──────── Material provided
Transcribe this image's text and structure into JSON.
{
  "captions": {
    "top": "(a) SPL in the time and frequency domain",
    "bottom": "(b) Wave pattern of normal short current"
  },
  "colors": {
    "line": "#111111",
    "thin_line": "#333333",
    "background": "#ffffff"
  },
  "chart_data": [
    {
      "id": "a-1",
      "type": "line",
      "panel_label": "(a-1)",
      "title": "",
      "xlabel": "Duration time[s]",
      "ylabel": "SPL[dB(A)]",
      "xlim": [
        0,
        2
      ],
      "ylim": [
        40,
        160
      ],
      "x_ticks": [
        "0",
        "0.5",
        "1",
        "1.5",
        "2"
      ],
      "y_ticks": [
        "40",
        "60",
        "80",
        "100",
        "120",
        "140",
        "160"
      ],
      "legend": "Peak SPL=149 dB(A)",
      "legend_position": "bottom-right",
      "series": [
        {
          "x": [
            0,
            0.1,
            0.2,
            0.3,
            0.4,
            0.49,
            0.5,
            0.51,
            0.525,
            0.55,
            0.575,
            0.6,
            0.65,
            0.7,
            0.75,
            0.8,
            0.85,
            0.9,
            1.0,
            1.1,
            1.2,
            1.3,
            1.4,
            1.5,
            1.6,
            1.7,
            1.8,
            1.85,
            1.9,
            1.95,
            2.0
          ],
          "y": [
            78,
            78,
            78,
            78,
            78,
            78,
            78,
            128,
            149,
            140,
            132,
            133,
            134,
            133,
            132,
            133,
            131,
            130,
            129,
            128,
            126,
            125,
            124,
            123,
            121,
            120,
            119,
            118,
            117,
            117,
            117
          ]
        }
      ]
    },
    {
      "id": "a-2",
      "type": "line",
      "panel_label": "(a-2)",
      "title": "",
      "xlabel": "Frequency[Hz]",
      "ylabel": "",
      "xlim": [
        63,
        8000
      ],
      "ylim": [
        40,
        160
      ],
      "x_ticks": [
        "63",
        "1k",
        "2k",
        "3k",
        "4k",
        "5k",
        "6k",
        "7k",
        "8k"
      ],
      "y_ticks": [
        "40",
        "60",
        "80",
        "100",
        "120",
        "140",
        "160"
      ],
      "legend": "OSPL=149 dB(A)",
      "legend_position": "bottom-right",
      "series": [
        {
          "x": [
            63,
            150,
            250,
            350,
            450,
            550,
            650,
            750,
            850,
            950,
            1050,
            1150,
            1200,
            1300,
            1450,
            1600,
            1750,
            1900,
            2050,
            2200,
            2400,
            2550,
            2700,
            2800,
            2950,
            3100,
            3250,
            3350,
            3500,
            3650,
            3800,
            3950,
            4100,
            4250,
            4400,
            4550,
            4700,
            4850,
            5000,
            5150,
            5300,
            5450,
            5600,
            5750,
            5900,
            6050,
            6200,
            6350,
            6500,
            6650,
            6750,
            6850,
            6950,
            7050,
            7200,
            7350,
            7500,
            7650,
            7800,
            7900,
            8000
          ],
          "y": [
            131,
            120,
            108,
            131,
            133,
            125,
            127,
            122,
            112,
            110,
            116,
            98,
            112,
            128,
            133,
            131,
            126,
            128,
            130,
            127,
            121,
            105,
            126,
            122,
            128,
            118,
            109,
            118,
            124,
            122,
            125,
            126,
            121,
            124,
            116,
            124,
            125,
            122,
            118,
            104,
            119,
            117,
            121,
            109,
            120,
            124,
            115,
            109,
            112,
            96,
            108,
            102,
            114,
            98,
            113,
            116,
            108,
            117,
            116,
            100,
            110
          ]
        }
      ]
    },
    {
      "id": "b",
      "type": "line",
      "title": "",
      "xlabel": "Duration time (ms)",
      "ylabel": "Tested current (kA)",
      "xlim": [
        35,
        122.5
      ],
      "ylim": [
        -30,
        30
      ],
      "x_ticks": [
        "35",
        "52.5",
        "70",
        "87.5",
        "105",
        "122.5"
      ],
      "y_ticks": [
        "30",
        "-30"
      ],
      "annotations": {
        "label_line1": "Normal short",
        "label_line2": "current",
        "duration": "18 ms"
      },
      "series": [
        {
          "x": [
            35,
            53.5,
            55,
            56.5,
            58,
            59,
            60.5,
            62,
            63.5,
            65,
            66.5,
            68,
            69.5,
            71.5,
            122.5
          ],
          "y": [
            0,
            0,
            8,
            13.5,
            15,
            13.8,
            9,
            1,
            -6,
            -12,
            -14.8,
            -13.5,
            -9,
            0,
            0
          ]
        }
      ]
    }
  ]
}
────────────────
• [Given exercise] Copy every line that includes the string "xlabel" from the material above.

• [Correct result]
      "xlabel": "Duration time[s]",
      "xlabel": "Frequency[Hz]",
      "xlabel": "Duration time (ms)",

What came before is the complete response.